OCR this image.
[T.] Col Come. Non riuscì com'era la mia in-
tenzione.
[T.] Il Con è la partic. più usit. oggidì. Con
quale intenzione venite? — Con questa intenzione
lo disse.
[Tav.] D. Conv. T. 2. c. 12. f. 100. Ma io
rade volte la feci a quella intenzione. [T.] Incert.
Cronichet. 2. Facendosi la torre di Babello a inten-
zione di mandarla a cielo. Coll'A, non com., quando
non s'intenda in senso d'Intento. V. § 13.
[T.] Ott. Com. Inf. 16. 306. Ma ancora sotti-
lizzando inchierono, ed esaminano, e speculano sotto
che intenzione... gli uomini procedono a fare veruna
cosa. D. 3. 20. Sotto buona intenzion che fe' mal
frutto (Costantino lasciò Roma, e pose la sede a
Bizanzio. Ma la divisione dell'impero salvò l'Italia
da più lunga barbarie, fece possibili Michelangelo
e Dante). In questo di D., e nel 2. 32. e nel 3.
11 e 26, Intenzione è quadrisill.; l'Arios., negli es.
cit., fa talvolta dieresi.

> _REQUIREMENT_:
Set down the listing above in full, please, exactly as it appears.

> _FINISHED EXERCISE_:
OCR this image.
[T.] Col Come. Non riuscì com'era la mia in-
tenzione.
[T.] Il Con è la partic. più usit. oggidì. Con
quale intenzione venite? — Con questa intenzione
lo disse.
[Tav.] D. Conv. T. 2. c. 12. f. 100. Ma io
rade volte la feci a quella intenzione. [T.] Incert.
Cronichet. 2. Facendosi la torre di Babello a inten-
zione di mandarla a cielo. Coll'A, non com., quando
non s'intenda in senso d'Intento. V. § 13.
[T.] Ott. Com. Inf. 16. 306. Ma ancora sotti-
lizzando inchierono, ed esaminano, e speculano sotto
che intenzione... gli uomini procedono a fare veruna
cosa. D. 3. 20. Sotto buona intenzion che fe' mal
frutto (Costantino lasciò Roma, e pose la sede a
Bizanzio. Ma la divisione dell'impero salvò l'Italia
da più lunga barbarie, fece possibili Michelangelo
e Dante). In questo di D., e nel 2. 32. e nel 3.
11 e 26, Intenzione è quadrisill.; l'Arios., negli es.
cit., fa talvolta dieresi.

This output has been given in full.